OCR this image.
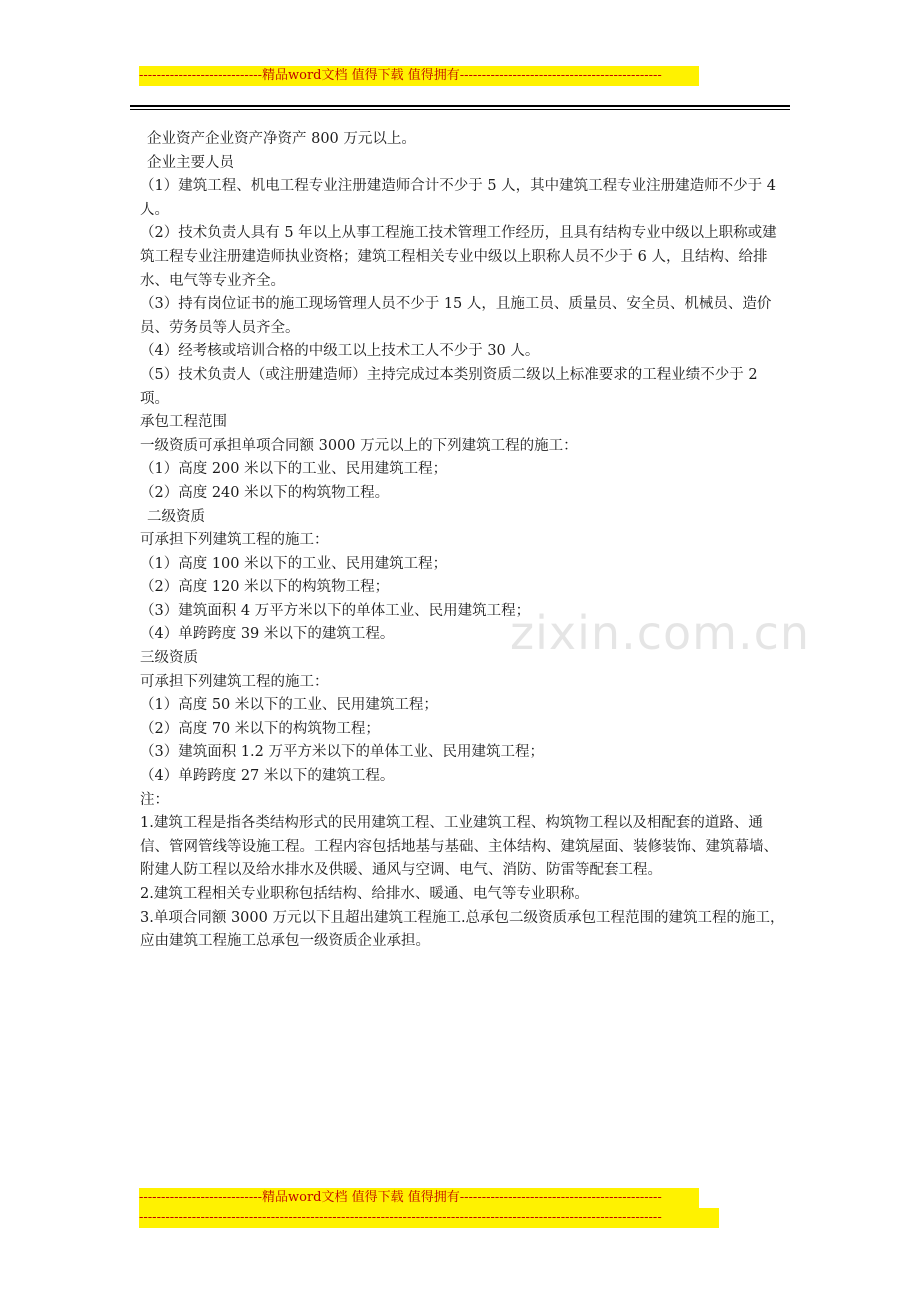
----------------------------精品word文档 值得下载 值得拥有----------------------------------------------
zixin.com.cn

企业资产企业资产净资产 800 万元以上。

企业主要人员

（1）建筑工程、机电工程专业注册建造师合计不少于 5 人，其中建筑工程专业注册建造师不少于 4 人。

（2）技术负责人具有 5 年以上从事工程施工技术管理工作经历，且具有结构专业中级以上职称或建筑工程专业注册建造师执业资格；建筑工程相关专业中级以上职称人员不少于 6 人，且结构、给排水、电气等专业齐全。

（3）持有岗位证书的施工现场管理人员不少于 15 人，且施工员、质量员、安全员、机械员、造价员、劳务员等人员齐全。

（4）经考核或培训合格的中级工以上技术工人不少于 30 人。

（5）技术负责人（或注册建造师）主持完成过本类别资质二级以上标准要求的工程业绩不少于 2 项。

承包工程范围

一级资质可承担单项合同额 3000 万元以上的下列建筑工程的施工：

（1）高度 200 米以下的工业、民用建筑工程；

（2）高度 240 米以下的构筑物工程。

二级资质

可承担下列建筑工程的施工：

（1）高度 100 米以下的工业、民用建筑工程；

（2）高度 120 米以下的构筑物工程；

（3）建筑面积 4 万平方米以下的单体工业、民用建筑工程；

（4）单跨跨度 39 米以下的建筑工程。

三级资质

可承担下列建筑工程的施工：

（1）高度 50 米以下的工业、民用建筑工程；

（2）高度 70 米以下的构筑物工程；

（3）建筑面积 1.2 万平方米以下的单体工业、民用建筑工程；

（4）单跨跨度 27 米以下的建筑工程。

注：

1.建筑工程是指各类结构形式的民用建筑工程、工业建筑工程、构筑物工程以及相配套的道路、通信、管网管线等设施工程。工程内容包括地基与基础、主体结构、建筑屋面、装修装饰、建筑幕墙、附建人防工程以及给水排水及供暖、通风与空调、电气、消防、防雷等配套工程。

2.建筑工程相关专业职称包括结构、给排水、暖通、电气等专业职称。

3.单项合同额 3000 万元以下且超出建筑工程施工.总承包二级资质承包工程范围的建筑工程的施工，应由建筑工程施工总承包一级资质企业承担。

----------------------------精品word文档 值得下载 值得拥有----------------------------------------------
-----------------------------------------------------------------------------------------------------------------------
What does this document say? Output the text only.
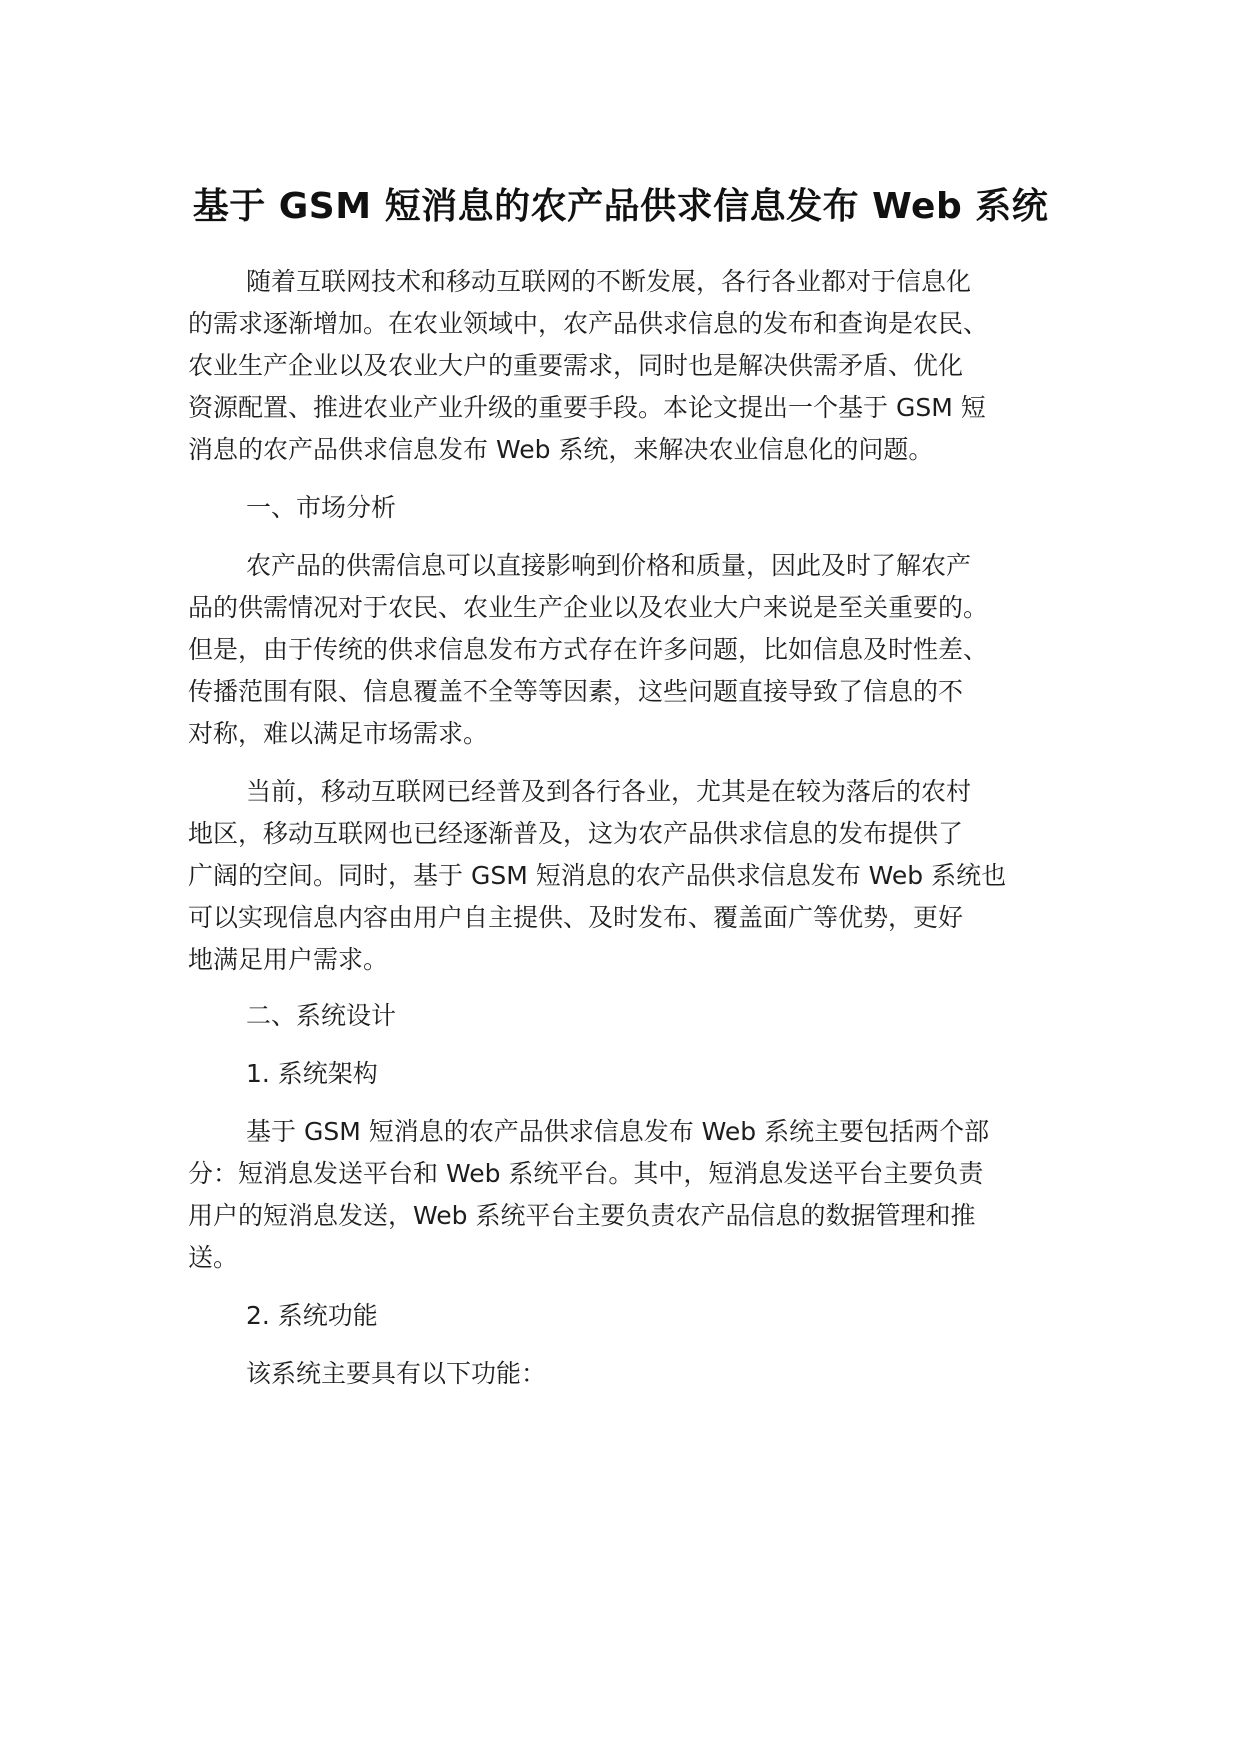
基于 GSM 短消息的农产品供求信息发布 Web 系统
随着互联网技术和移动互联网的不断发展，各行各业都对于信息化
的需求逐渐增加。在农业领域中，农产品供求信息的发布和查询是农民、
农业生产企业以及农业大户的重要需求，同时也是解决供需矛盾、优化
资源配置、推进农业产业升级的重要手段。本论文提出一个基于 GSM 短
消息的农产品供求信息发布 Web 系统，来解决农业信息化的问题。
一、市场分析
农产品的供需信息可以直接影响到价格和质量，因此及时了解农产
品的供需情况对于农民、农业生产企业以及农业大户来说是至关重要的。
但是，由于传统的供求信息发布方式存在许多问题，比如信息及时性差、
传播范围有限、信息覆盖不全等等因素，这些问题直接导致了信息的不
对称，难以满足市场需求。
当前，移动互联网已经普及到各行各业，尤其是在较为落后的农村
地区，移动互联网也已经逐渐普及，这为农产品供求信息的发布提供了
广阔的空间。同时，基于 GSM 短消息的农产品供求信息发布 Web 系统也
可以实现信息内容由用户自主提供、及时发布、覆盖面广等优势，更好
地满足用户需求。
二、系统设计
1. 系统架构
基于 GSM 短消息的农产品供求信息发布 Web 系统主要包括两个部
分：短消息发送平台和 Web 系统平台。其中，短消息发送平台主要负责
用户的短消息发送，Web 系统平台主要负责农产品信息的数据管理和推
送。
2. 系统功能
该系统主要具有以下功能：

> **What you need to do**
Looking at the entries above, how many lines contain the word "单跨跨度"? Answer with the number alone.

> **Output for this exercise**
2